= TASK DESCRIPTION =
Report how many lines contain "agua", with no other words.

= DATA SHOWN =
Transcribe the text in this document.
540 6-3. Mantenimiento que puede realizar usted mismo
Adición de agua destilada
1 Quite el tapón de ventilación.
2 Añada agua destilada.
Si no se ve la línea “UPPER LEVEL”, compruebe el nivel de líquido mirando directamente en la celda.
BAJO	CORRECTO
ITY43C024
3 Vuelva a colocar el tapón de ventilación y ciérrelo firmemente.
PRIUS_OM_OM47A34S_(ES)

==

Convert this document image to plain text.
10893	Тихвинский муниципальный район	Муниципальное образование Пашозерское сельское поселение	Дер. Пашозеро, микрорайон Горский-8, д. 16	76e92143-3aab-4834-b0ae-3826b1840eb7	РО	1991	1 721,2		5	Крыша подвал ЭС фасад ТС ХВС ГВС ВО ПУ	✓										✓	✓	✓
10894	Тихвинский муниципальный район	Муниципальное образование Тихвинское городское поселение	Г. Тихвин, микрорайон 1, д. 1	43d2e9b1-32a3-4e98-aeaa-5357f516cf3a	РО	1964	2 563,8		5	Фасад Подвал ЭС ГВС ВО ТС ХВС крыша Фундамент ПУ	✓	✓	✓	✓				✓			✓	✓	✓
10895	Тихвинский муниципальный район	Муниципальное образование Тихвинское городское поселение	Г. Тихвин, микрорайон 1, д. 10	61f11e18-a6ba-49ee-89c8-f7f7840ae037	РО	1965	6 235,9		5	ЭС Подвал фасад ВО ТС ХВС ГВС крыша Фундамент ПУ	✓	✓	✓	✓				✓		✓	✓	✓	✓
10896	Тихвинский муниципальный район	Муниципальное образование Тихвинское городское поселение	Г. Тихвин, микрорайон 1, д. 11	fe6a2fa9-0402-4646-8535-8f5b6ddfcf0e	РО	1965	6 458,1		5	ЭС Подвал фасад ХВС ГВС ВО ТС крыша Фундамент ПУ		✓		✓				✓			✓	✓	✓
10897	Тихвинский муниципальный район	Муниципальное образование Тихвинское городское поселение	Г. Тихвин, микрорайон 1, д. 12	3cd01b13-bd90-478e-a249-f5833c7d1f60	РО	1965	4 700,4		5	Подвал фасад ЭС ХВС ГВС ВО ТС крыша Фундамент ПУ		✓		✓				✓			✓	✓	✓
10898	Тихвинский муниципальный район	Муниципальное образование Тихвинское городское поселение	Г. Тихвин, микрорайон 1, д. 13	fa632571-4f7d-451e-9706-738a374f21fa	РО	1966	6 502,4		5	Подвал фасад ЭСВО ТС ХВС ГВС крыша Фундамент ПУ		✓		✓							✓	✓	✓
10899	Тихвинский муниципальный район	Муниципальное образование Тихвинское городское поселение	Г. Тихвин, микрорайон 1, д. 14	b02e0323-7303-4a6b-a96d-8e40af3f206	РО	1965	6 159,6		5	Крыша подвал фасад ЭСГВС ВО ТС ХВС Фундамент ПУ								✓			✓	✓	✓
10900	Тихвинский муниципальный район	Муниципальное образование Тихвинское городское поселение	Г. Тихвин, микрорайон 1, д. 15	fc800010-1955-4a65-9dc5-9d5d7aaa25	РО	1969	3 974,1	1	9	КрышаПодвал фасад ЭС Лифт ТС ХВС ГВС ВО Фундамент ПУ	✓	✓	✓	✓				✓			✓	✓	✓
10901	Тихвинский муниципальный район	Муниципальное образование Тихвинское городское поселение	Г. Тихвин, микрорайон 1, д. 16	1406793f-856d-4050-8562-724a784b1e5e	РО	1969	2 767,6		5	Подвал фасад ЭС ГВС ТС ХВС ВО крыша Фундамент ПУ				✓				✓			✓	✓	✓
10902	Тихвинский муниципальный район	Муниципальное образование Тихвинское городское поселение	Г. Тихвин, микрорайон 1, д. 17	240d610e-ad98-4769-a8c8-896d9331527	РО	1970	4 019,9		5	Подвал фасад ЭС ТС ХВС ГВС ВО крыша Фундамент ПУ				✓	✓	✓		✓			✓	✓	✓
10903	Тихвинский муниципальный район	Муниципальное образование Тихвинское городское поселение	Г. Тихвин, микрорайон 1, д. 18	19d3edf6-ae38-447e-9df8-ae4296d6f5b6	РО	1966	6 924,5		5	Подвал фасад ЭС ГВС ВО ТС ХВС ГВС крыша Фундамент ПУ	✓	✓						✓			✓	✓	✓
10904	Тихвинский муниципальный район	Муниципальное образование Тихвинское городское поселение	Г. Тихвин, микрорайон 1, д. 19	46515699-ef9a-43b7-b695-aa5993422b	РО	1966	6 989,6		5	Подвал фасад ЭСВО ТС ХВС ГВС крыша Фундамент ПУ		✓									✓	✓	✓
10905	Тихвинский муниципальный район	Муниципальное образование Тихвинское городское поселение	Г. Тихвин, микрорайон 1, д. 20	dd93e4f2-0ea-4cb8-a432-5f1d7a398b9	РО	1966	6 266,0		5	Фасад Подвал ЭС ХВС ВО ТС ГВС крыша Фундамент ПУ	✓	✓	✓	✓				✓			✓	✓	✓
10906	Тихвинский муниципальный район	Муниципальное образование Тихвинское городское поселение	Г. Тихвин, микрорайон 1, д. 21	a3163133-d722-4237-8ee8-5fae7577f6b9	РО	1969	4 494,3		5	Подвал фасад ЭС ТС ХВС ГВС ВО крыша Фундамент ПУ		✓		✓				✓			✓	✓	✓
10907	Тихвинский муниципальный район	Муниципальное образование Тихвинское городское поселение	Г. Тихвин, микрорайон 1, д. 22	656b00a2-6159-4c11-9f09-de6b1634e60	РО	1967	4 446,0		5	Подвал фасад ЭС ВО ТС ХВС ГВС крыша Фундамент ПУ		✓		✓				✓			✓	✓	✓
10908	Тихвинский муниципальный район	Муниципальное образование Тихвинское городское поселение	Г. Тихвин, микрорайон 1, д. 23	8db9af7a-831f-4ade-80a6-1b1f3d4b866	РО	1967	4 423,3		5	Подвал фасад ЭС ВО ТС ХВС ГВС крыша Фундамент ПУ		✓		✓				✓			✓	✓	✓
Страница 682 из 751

= CORRECT RESPONSE =
2